=== Problem statement ===
Without any pictures, reproduce exactly the lines running from the line containing "Extract the structured" through the end of the entries.

=== Material for the task ===
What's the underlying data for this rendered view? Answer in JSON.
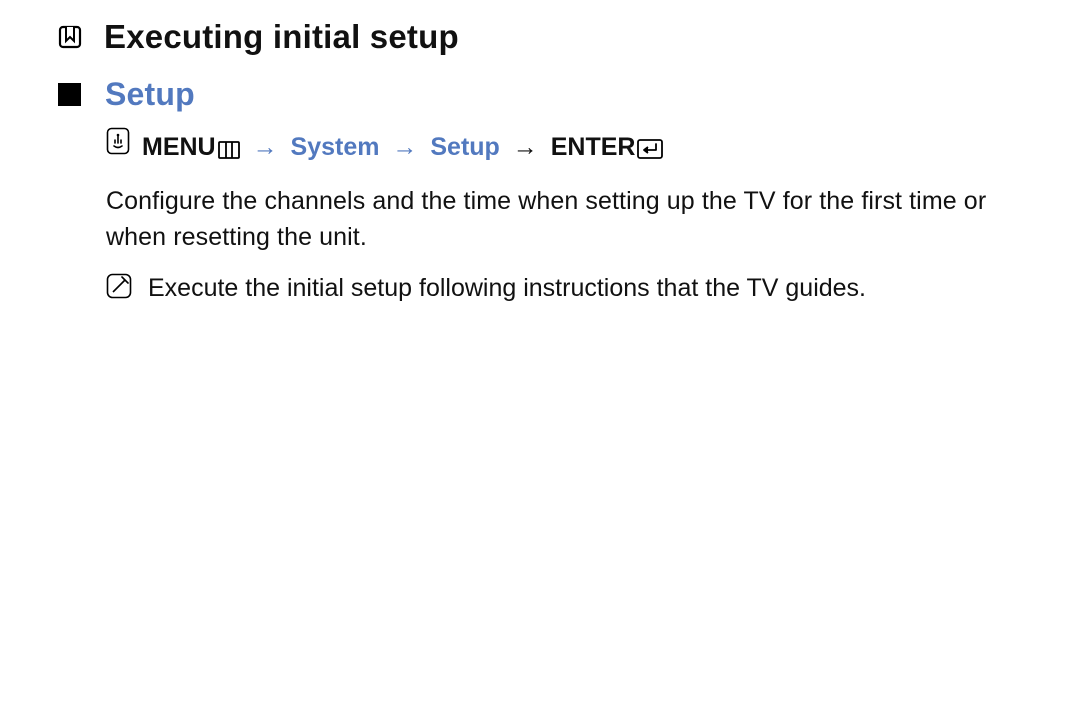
{
  "heading": "Executing initial setup",
  "section_title": "Setup",
  "nav": {
    "menu_label": "MENU",
    "system": "System",
    "setup": "Setup",
    "enter_label": "ENTER",
    "arrow": "→"
  },
  "para": "Configure the channels and the time when setting up the TV for the first time or when resetting the unit.",
  "note": "Execute the initial setup following instructions that the TV guides."
}
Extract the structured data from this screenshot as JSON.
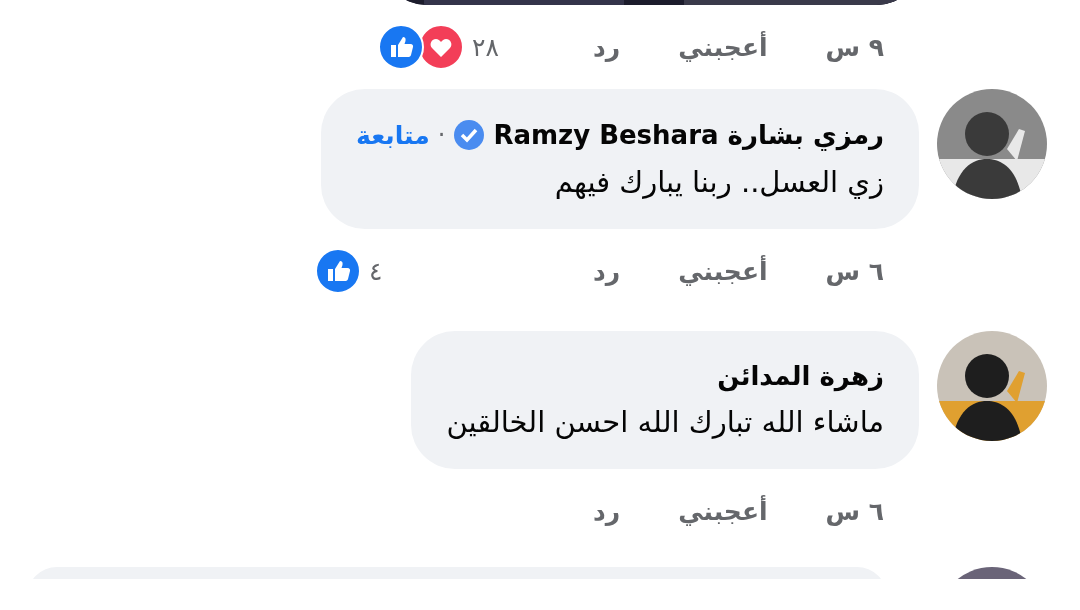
{
  "top_post": {
    "image": {
      "kind": "picture"
    },
    "time": "٩ س",
    "like": "أعجبني",
    "reply": "رد",
    "reaction_count": "٢٨",
    "reactions": [
      {
        "kind": "love"
      },
      {
        "kind": "like"
      }
    ]
  },
  "comments": [
    {
      "avatar": {
        "kind": "picture"
      },
      "author": "رمزي بشارة Ramzy Beshara",
      "verified": true,
      "separator": "·",
      "follow": "متابعة",
      "text": "زي العسل.. ربنا يبارك فيهم",
      "time": "٦ س",
      "like": "أعجبني",
      "reply": "رد",
      "reaction_count": "٤",
      "reactions": [
        {
          "kind": "like"
        }
      ]
    },
    {
      "avatar": {
        "kind": "picture"
      },
      "author": "زهرة المدائن",
      "verified": false,
      "text": "ماشاء الله تبارك الله احسن الخالقين",
      "time": "٦ س",
      "like": "أعجبني",
      "reply": "رد"
    }
  ],
  "next_comment": {
    "avatar": {
      "kind": "picture"
    }
  }
}
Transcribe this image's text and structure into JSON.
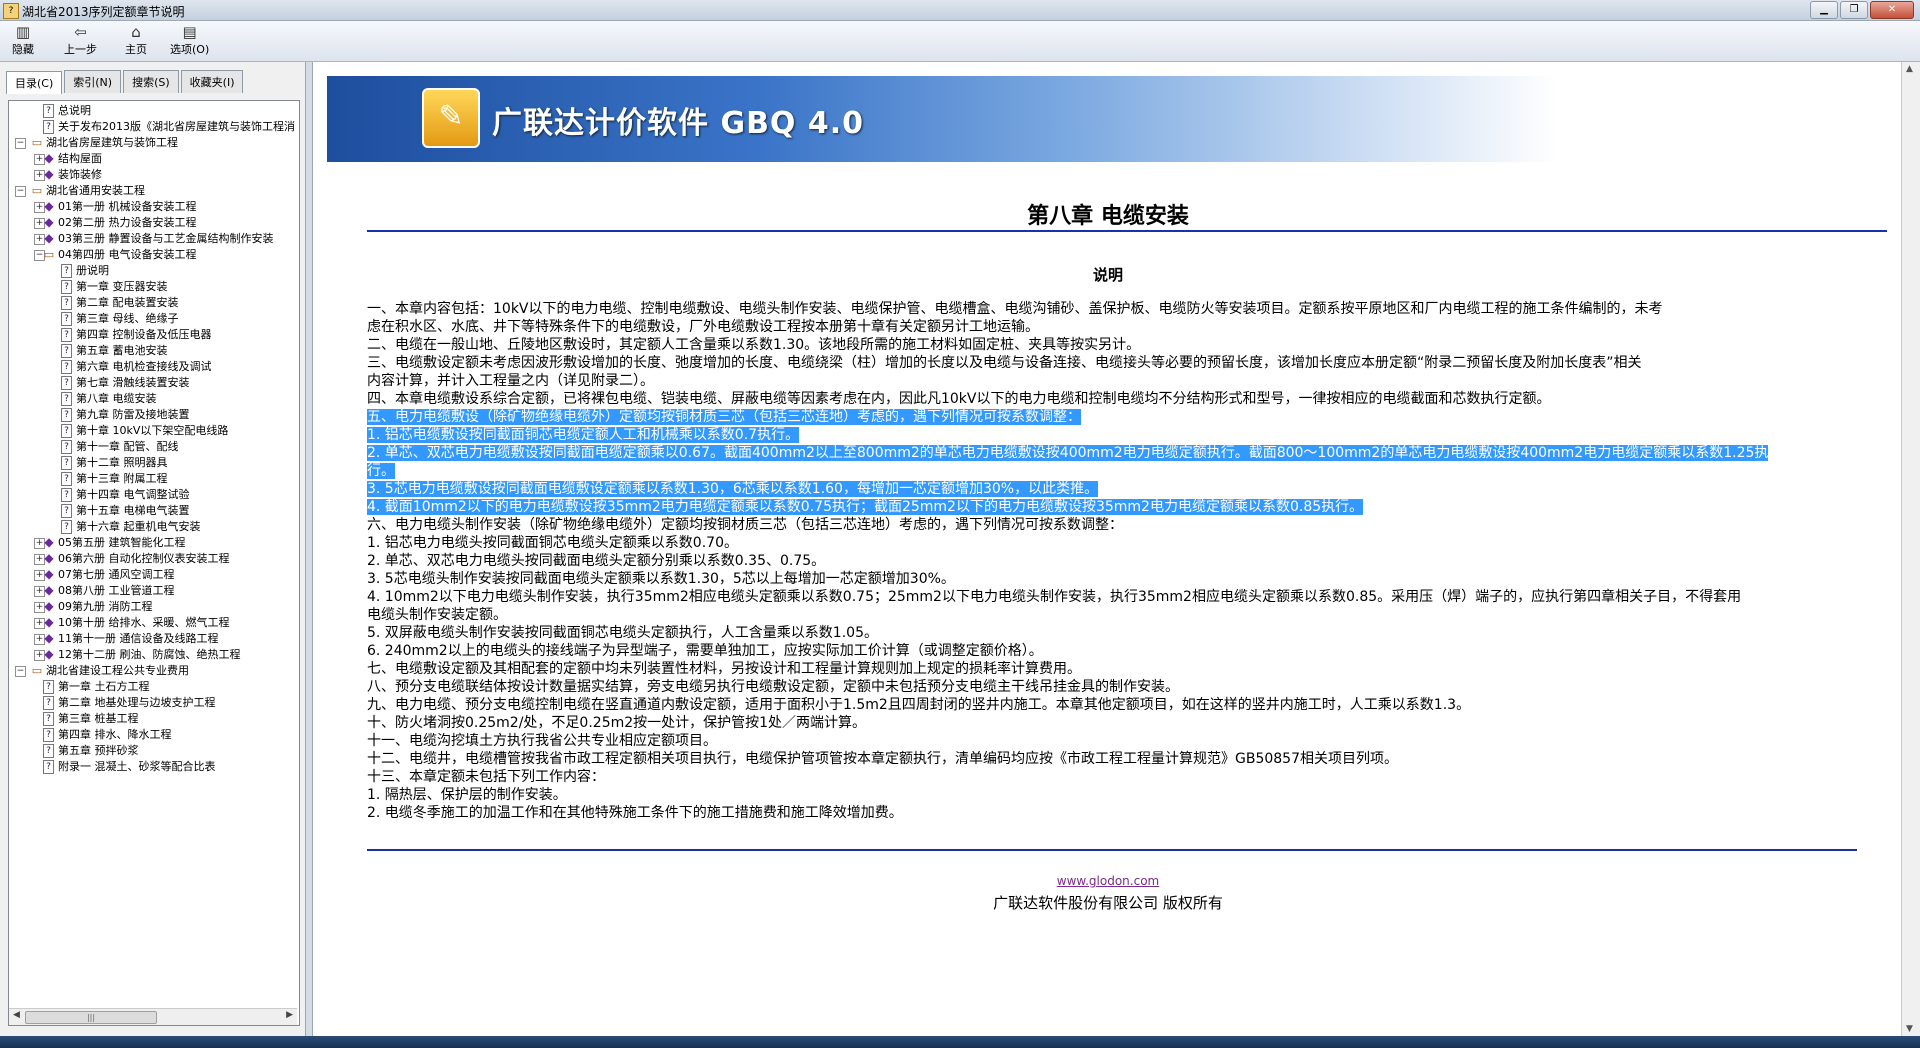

=== In response ===
Extract the structured data from this screenshot as JSON.
{
  "top_post": {
    "image": {
      "kind": "picture"
    },
    "time": "٩ س",
    "like": "أعجبني",
    "reply": "رد",
    "reaction_count": "٢٨",
    "reactions": [
      {
        "kind": "love"
      },
      {
        "kind": "like"
      }
    ]
  },
  "comments": [
    {
      "avatar": {
        "kind": "picture"
      },
      "author": "رمزي بشارة Ramzy Beshara",
      "verified": true,
      "separator": "·",
      "follow": "متابعة",
      "text": "زي العسل.. ربنا يبارك فيهم",
      "time": "٦ س",
      "like": "أعجبني",
      "reply": "رد",
      "reaction_count": "٤",
      "reactions": [
        {
          "kind": "like"
        }
      ]
    },
    {
      "avatar": {
        "kind": "picture"
      },
      "author": "زهرة المدائن",
      "verified": false,
      "text": "ماشاء الله تبارك الله احسن الخالقين",
      "time": "٦ س",
      "like": "أعجبني",
      "reply": "رد"
    }
  ],
  "next_comment": {
    "avatar": {
      "kind": "picture"
    }
  }
}
Transcribe this image's text and structure into JSON.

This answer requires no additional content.